**WRITTEN TASK:** Say how many lines hold the string "Init", and nothing more.

**DATA FOR THE TASK:**
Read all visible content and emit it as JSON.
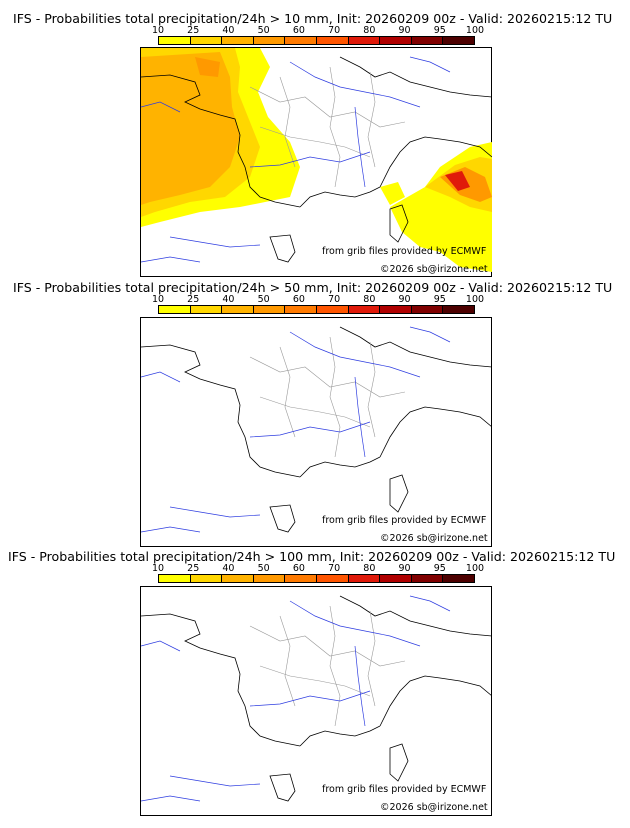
{
  "legend": {
    "thresholds": [
      "10",
      "25",
      "40",
      "50",
      "60",
      "70",
      "80",
      "90",
      "95",
      "100"
    ],
    "colors": [
      "#ffff00",
      "#ffd700",
      "#ffb300",
      "#ff9900",
      "#ff7a00",
      "#ff5500",
      "#e01a0a",
      "#b00000",
      "#800000",
      "#4d0000"
    ]
  },
  "panels": [
    {
      "title": "IFS - Probabilities total precipitation/24h > 10 mm, Init: 20260209 00z - Valid: 20260215:12 TU",
      "credit_source": "from grib files provided by ECMWF",
      "credit_copyright": "©2026 sb@irizone.net"
    },
    {
      "title": "IFS - Probabilities total precipitation/24h > 50 mm, Init: 20260209 00z - Valid: 20260215:12 TU",
      "credit_source": "from grib files provided by ECMWF",
      "credit_copyright": "©2026 sb@irizone.net"
    },
    {
      "title": "IFS - Probabilities total precipitation/24h > 100 mm, Init: 20260209 00z - Valid: 20260215:12 TU",
      "credit_source": "from grib files provided by ECMWF",
      "credit_copyright": "©2026 sb@irizone.net"
    }
  ]
}
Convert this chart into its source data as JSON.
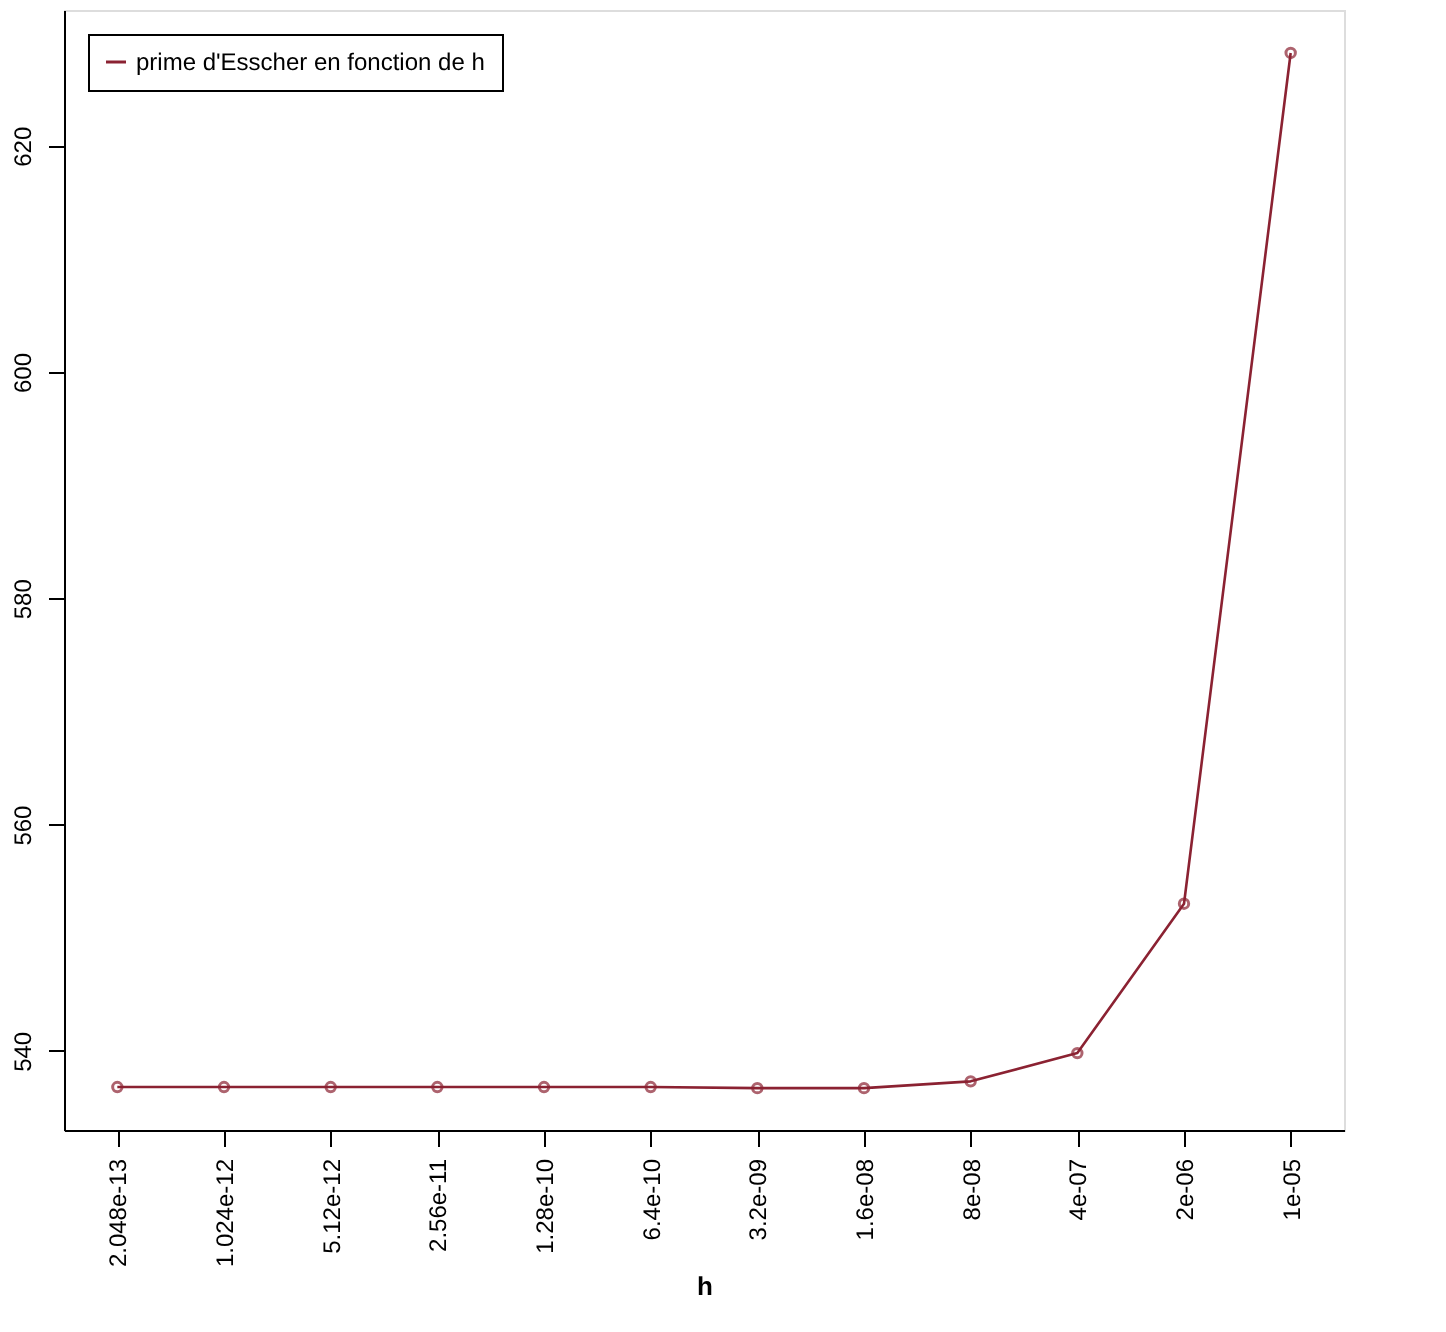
{
  "chart_data": {
    "type": "line",
    "xlabel": "h",
    "categories": [
      "2.048e-13",
      "1.024e-12",
      "5.12e-12",
      "2.56e-11",
      "1.28e-10",
      "6.4e-10",
      "3.2e-09",
      "1.6e-08",
      "8e-08",
      "4e-07",
      "2e-06",
      "1e-05"
    ],
    "series": [
      {
        "name": "prime d'Esscher en fonction de h",
        "color": "#8b2232",
        "values": [
          536.8,
          536.8,
          536.8,
          536.8,
          536.8,
          536.8,
          536.7,
          536.7,
          537.3,
          539.8,
          553,
          628.2
        ]
      }
    ],
    "ylim": [
      533,
      632
    ],
    "yticks": [
      540,
      560,
      580,
      600,
      620
    ],
    "grid": false,
    "legend": "top left",
    "marker": "circle",
    "line_style": "solid"
  }
}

**TASK OUTPUT:** 3